### Supplied material
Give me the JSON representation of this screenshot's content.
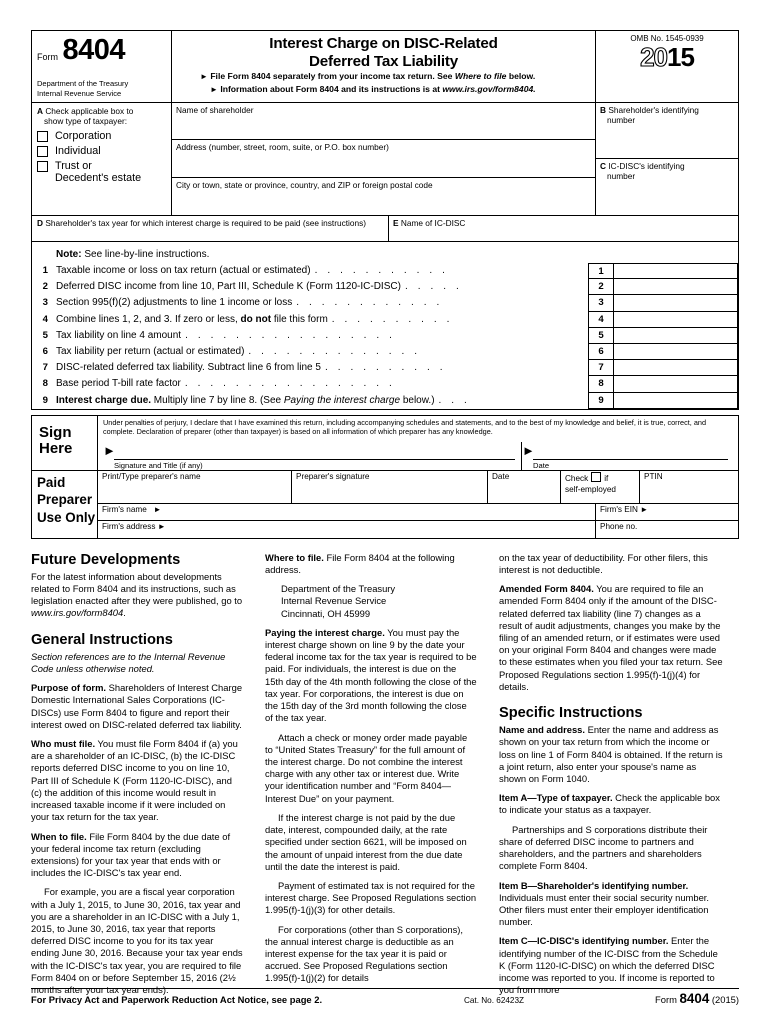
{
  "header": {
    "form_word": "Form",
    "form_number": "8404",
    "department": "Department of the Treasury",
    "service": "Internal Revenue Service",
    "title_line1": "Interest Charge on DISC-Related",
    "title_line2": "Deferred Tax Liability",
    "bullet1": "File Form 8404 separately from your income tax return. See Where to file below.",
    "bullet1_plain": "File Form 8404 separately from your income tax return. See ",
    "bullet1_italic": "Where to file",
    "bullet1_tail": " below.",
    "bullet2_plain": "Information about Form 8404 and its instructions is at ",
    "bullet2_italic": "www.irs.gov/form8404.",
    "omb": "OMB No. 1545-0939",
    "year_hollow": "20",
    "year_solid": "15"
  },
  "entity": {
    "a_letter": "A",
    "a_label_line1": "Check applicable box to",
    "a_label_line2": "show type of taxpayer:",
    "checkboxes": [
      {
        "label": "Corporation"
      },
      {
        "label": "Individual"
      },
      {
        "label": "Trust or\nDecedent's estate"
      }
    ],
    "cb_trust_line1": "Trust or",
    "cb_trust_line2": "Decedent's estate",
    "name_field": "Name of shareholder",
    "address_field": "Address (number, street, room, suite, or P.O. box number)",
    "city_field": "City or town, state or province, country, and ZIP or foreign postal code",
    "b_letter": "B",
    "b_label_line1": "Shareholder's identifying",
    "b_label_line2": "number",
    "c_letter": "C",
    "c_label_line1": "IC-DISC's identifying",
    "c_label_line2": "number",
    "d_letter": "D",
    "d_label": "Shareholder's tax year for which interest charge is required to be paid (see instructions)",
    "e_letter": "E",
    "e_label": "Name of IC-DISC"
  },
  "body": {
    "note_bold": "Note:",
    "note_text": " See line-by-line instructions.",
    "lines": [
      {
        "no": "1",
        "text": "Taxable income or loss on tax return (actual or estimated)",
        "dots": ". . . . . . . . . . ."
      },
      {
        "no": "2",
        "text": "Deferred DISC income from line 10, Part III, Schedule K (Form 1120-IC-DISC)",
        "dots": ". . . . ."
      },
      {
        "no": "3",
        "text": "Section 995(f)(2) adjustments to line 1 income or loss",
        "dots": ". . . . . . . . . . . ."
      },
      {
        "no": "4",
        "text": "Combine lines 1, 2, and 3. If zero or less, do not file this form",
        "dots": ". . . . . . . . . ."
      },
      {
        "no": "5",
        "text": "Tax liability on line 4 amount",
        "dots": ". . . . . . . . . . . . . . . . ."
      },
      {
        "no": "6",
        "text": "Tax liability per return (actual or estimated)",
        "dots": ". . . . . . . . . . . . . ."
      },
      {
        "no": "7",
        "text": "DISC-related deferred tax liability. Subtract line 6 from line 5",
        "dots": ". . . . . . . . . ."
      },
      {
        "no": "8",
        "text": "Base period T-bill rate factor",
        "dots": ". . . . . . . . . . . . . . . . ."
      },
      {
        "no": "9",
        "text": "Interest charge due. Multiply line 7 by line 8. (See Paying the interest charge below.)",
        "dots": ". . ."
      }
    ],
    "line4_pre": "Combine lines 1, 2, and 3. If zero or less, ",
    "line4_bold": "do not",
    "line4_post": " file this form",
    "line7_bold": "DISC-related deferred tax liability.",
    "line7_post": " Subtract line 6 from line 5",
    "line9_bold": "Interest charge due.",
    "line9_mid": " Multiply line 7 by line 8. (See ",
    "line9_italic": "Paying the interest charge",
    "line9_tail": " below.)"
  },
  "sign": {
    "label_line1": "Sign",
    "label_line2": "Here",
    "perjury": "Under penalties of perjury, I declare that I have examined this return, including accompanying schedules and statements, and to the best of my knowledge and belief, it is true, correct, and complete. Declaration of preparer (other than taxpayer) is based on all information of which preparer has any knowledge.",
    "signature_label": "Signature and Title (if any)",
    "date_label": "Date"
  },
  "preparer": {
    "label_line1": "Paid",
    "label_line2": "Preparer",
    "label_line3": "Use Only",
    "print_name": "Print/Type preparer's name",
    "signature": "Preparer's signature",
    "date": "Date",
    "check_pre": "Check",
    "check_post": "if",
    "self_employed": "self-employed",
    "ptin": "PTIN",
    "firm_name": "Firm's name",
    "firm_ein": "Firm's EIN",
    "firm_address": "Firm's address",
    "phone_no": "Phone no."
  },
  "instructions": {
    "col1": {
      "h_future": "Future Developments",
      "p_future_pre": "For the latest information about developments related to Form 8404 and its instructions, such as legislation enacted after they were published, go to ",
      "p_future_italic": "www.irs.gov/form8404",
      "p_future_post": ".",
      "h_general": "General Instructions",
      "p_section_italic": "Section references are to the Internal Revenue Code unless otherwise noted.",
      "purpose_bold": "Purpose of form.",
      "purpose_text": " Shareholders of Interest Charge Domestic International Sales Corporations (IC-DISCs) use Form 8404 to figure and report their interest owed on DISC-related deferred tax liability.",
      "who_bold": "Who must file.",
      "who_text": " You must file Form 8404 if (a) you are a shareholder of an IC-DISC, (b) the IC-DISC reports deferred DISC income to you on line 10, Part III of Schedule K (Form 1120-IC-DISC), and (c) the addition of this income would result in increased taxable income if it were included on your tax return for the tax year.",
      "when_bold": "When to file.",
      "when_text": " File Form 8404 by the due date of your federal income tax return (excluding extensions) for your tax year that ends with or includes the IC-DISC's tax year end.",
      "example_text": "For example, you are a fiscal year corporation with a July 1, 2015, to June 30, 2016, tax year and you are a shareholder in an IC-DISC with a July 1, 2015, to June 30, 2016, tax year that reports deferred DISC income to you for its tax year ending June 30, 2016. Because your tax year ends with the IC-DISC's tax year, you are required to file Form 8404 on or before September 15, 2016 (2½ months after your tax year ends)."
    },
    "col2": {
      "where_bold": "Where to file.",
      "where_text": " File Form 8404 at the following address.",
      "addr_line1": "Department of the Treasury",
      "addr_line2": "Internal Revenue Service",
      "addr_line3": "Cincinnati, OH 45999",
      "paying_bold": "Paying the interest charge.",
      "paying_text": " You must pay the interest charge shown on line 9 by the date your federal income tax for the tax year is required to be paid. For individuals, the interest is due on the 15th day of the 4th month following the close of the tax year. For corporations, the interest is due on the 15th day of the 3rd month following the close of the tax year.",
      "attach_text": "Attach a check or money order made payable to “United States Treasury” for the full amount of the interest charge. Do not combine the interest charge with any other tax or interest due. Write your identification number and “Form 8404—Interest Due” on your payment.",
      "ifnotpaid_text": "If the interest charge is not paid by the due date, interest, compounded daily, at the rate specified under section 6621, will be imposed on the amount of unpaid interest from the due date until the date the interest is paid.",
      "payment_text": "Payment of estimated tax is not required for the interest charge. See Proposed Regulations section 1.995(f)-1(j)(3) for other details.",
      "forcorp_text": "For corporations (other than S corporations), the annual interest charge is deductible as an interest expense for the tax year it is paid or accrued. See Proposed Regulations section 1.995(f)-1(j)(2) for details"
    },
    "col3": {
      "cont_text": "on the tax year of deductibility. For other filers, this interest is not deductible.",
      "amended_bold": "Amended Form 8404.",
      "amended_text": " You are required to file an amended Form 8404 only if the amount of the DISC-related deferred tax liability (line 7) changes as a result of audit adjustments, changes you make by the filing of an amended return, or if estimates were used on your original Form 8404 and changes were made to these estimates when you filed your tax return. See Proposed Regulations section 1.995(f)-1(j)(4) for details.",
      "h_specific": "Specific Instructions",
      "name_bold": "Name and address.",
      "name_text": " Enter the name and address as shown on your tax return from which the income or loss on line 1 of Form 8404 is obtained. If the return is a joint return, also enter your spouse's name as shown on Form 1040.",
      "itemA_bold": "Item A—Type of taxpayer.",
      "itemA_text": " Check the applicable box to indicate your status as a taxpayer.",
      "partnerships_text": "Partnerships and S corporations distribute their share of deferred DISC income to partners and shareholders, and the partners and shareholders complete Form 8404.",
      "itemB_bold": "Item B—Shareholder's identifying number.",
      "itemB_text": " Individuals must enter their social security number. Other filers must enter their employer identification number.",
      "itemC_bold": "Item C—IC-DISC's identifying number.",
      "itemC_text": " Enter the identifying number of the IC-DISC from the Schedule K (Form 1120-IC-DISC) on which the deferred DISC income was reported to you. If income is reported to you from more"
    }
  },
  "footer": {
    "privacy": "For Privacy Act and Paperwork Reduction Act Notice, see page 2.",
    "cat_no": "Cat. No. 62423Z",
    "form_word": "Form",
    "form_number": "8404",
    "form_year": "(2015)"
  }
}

### Task details
Pull out all lines containing the word "Internal" from the entries above.

### Written solution
    "service": "Internal Revenue Service",
      "p_section_italic": "Section references are to the Internal Revenue Code unless otherwise noted.",
      "addr_line2": "Internal Revenue Service",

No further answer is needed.